CONSIGNE DONNÉE 1: Recopiez à l'identique les entrées depuis leur première ligne jusqu'à la ligne contenant "legend-marker — [1362, 207, 1378, 223]", incluse.

EXTRAIT CHOISI:
::::
Quelles sont les raisons profondes de l'incapacité
de la gauche européenne à proposer
une alternative crédible à l'ultralibéralisme ? Pourquoi
semble-t-elle condamnée à «accompagner»
sur le mode compassionnel la dégradation des
conditions de vie et de travail engendrées par la
globalisation ? Ou bien à chercher refuge dans des
postures pseudo-révolutionnaires oublieuses de la
faillite du communisme réel ? Ces interrogations
sont au coeur de La Cité du travail, maître livre du
grand intellectuel et syndicaliste Bruno Trentin
(1926-2007).
::::
ENTRÉES FOURNIES:
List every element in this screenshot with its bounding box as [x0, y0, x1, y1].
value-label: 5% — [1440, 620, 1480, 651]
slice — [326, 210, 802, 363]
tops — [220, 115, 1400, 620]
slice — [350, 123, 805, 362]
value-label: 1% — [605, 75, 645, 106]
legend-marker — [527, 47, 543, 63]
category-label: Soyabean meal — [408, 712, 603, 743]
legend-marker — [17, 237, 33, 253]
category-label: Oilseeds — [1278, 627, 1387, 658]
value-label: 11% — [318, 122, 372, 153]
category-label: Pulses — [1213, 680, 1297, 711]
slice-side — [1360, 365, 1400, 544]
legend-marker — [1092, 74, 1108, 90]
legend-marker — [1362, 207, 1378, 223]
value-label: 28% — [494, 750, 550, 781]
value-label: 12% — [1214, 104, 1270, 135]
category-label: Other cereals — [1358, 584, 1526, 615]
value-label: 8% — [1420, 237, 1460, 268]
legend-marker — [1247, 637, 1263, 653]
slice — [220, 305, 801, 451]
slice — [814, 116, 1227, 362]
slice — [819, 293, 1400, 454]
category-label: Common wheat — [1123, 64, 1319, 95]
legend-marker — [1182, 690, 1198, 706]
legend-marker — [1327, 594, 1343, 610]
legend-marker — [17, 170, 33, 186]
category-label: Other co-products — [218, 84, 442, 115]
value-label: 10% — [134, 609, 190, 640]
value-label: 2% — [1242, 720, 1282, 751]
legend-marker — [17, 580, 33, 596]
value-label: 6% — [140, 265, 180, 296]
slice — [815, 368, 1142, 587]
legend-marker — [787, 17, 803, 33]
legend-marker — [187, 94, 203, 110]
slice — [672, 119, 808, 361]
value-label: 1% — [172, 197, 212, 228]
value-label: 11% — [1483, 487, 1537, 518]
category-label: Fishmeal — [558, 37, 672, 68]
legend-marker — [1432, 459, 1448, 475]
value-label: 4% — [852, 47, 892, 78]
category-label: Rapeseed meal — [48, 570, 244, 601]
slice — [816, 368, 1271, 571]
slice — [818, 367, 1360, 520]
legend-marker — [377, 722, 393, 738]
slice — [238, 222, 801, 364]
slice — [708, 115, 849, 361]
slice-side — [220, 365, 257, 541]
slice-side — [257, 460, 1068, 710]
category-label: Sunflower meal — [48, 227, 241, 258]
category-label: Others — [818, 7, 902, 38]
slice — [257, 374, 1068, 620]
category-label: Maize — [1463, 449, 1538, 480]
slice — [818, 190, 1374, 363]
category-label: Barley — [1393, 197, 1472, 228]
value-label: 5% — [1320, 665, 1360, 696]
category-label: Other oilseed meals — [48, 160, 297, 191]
::::
CONSIGNE DONNÉE 2:
Pour chaque affirmation ci-dessous, indiquez par oui ou non si elle concorde avec l'extrait sur La Cité du travail, et citez les mots décisifs de l'extrait.
(a) La Cité du travail est présenté comme un livre de Bruno Trentin.
(b) Bruno Trentin est né en 1930.
(c) L'extrait affirme que la gauche européenne propose une alternative crédible à l'ultralibéralisme.

SOLUTION RÉDIGÉE 1:
List every element in this screenshot with its bounding box as [x0, y0, x1, y1].
value-label: 5% — [1440, 620, 1480, 651]
slice — [326, 210, 802, 363]
tops — [220, 115, 1400, 620]
slice — [350, 123, 805, 362]
value-label: 1% — [605, 75, 645, 106]
legend-marker — [527, 47, 543, 63]
category-label: Soyabean meal — [408, 712, 603, 743]
legend-marker — [17, 237, 33, 253]
category-label: Oilseeds — [1278, 627, 1387, 658]
value-label: 11% — [318, 122, 372, 153]
category-label: Pulses — [1213, 680, 1297, 711]
slice-side — [1360, 365, 1400, 544]
legend-marker — [1092, 74, 1108, 90]
legend-marker — [1362, 207, 1378, 223]

SOLUTION RÉDIGÉE 2:
(a) Oui : « La Cité du travail, maître livre du grand intellectuel et syndicaliste Bruno Trentin ».
(b) Non : « (1926-2007) ».
(c) Non : « l'incapacité de la gauche européenne à proposer une alternative crédible à l'ultralibéralisme ».